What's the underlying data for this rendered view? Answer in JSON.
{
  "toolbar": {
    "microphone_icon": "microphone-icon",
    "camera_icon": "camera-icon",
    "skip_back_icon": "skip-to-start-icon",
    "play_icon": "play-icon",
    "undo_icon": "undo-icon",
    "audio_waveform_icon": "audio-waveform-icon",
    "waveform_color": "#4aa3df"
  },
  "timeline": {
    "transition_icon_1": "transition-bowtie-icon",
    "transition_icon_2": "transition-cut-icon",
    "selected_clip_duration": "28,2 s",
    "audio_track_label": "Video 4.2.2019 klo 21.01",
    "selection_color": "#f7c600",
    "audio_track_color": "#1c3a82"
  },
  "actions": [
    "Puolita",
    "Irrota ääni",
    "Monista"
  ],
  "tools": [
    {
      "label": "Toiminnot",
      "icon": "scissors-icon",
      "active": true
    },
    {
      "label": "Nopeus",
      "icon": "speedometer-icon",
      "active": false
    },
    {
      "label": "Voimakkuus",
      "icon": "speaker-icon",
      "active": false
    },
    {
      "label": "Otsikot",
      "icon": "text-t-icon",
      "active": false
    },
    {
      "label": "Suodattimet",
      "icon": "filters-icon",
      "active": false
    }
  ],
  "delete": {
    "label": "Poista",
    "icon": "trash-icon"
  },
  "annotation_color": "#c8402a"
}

########################################

All of the material above needs to be copied exactly.

--- Written response ---
What's the underlying data for this rendered view? Answer in JSON.
{
  "toolbar": {
    "microphone_icon": "microphone-icon",
    "camera_icon": "camera-icon",
    "skip_back_icon": "skip-to-start-icon",
    "play_icon": "play-icon",
    "undo_icon": "undo-icon",
    "audio_waveform_icon": "audio-waveform-icon",
    "waveform_color": "#4aa3df"
  },
  "timeline": {
    "transition_icon_1": "transition-bowtie-icon",
    "transition_icon_2": "transition-cut-icon",
    "selected_clip_duration": "28,2 s",
    "audio_track_label": "Video 4.2.2019 klo 21.01",
    "selection_color": "#f7c600",
    "audio_track_color": "#1c3a82"
  },
  "actions": [
    "Puolita",
    "Irrota ääni",
    "Monista"
  ],
  "tools": [
    {
      "label": "Toiminnot",
      "icon": "scissors-icon",
      "active": true
    },
    {
      "label": "Nopeus",
      "icon": "speedometer-icon",
      "active": false
    },
    {
      "label": "Voimakkuus",
      "icon": "speaker-icon",
      "active": false
    },
    {
      "label": "Otsikot",
      "icon": "text-t-icon",
      "active": false
    },
    {
      "label": "Suodattimet",
      "icon": "filters-icon",
      "active": false
    }
  ],
  "delete": {
    "label": "Poista",
    "icon": "trash-icon"
  },
  "annotation_color": "#c8402a"
}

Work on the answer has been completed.